**Record set:**
━━━━━━━━━━

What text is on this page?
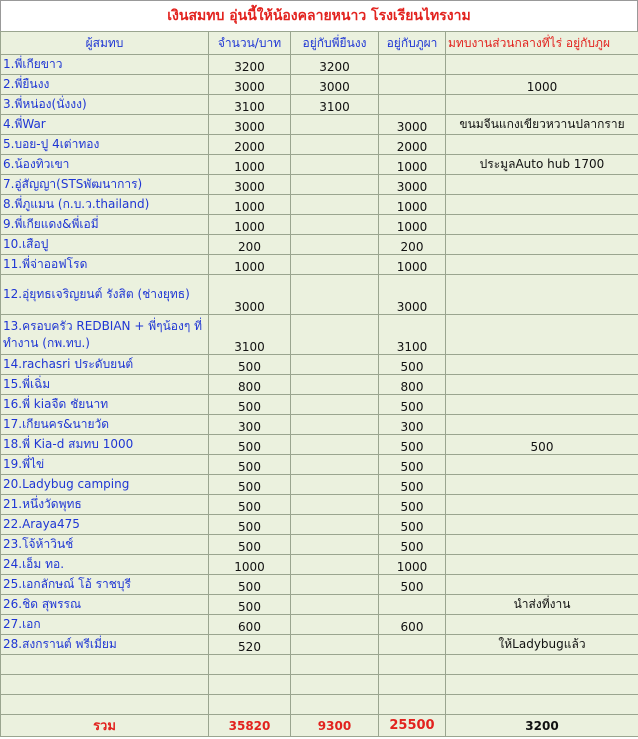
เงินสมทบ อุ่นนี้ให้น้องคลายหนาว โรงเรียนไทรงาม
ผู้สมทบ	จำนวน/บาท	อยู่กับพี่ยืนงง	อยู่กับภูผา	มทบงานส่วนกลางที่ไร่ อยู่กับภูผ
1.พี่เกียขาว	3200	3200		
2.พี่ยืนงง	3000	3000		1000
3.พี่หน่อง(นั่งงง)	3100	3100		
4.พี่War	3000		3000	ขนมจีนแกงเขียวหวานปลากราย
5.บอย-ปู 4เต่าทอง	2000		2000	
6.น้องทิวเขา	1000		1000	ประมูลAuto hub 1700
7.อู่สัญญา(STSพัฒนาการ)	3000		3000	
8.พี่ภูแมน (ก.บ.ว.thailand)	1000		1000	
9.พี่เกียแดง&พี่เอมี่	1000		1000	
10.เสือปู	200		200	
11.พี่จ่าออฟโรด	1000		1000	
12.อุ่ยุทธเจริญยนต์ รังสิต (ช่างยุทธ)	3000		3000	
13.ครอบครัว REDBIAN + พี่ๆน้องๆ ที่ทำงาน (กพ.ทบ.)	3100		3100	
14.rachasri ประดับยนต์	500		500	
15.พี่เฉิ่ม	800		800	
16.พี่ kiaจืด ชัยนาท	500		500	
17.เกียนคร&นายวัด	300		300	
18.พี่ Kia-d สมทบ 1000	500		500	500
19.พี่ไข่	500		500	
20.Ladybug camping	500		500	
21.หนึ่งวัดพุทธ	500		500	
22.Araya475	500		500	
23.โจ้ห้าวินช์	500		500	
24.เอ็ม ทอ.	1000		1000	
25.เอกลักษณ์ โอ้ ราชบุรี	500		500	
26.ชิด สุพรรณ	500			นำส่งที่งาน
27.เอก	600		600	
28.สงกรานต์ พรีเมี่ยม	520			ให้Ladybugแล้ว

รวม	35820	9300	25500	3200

━━━━━━━━━━

Return the material word for word. Pictures are not part of the copy.

What text is on this page?
เงินสมทบ อุ่นนี้ให้น้องคลายหนาว โรงเรียนไทรงาม
ผู้สมทบ	จำนวน/บาท	อยู่กับพี่ยืนงง	อยู่กับภูผา	มทบงานส่วนกลางที่ไร่ อยู่กับภูผ
1.พี่เกียขาว	3200	3200		
2.พี่ยืนงง	3000	3000		1000
3.พี่หน่อง(นั่งงง)	3100	3100		
4.พี่War	3000		3000	ขนมจีนแกงเขียวหวานปลากราย
5.บอย-ปู 4เต่าทอง	2000		2000	
6.น้องทิวเขา	1000		1000	ประมูลAuto hub 1700
7.อู่สัญญา(STSพัฒนาการ)	3000		3000	
8.พี่ภูแมน (ก.บ.ว.thailand)	1000		1000	
9.พี่เกียแดง&พี่เอมี่	1000		1000	
10.เสือปู	200		200	
11.พี่จ่าออฟโรด	1000		1000	
12.อุ่ยุทธเจริญยนต์ รังสิต (ช่างยุทธ)	3000		3000	
13.ครอบครัว REDBIAN + พี่ๆน้องๆ ที่ทำงาน (กพ.ทบ.)	3100		3100	
14.rachasri ประดับยนต์	500		500	
15.พี่เฉิ่ม	800		800	
16.พี่ kiaจืด ชัยนาท	500		500	
17.เกียนคร&นายวัด	300		300	
18.พี่ Kia-d สมทบ 1000	500		500	500
19.พี่ไข่	500		500	
20.Ladybug camping	500		500	
21.หนึ่งวัดพุทธ	500		500	
22.Araya475	500		500	
23.โจ้ห้าวินช์	500		500	
24.เอ็ม ทอ.	1000		1000	
25.เอกลักษณ์ โอ้ ราชบุรี	500		500	
26.ชิด สุพรรณ	500			นำส่งที่งาน
27.เอก	600		600	
28.สงกรานต์ พรีเมี่ยม	520			ให้Ladybugแล้ว

รวม	35820	9300	25500	3200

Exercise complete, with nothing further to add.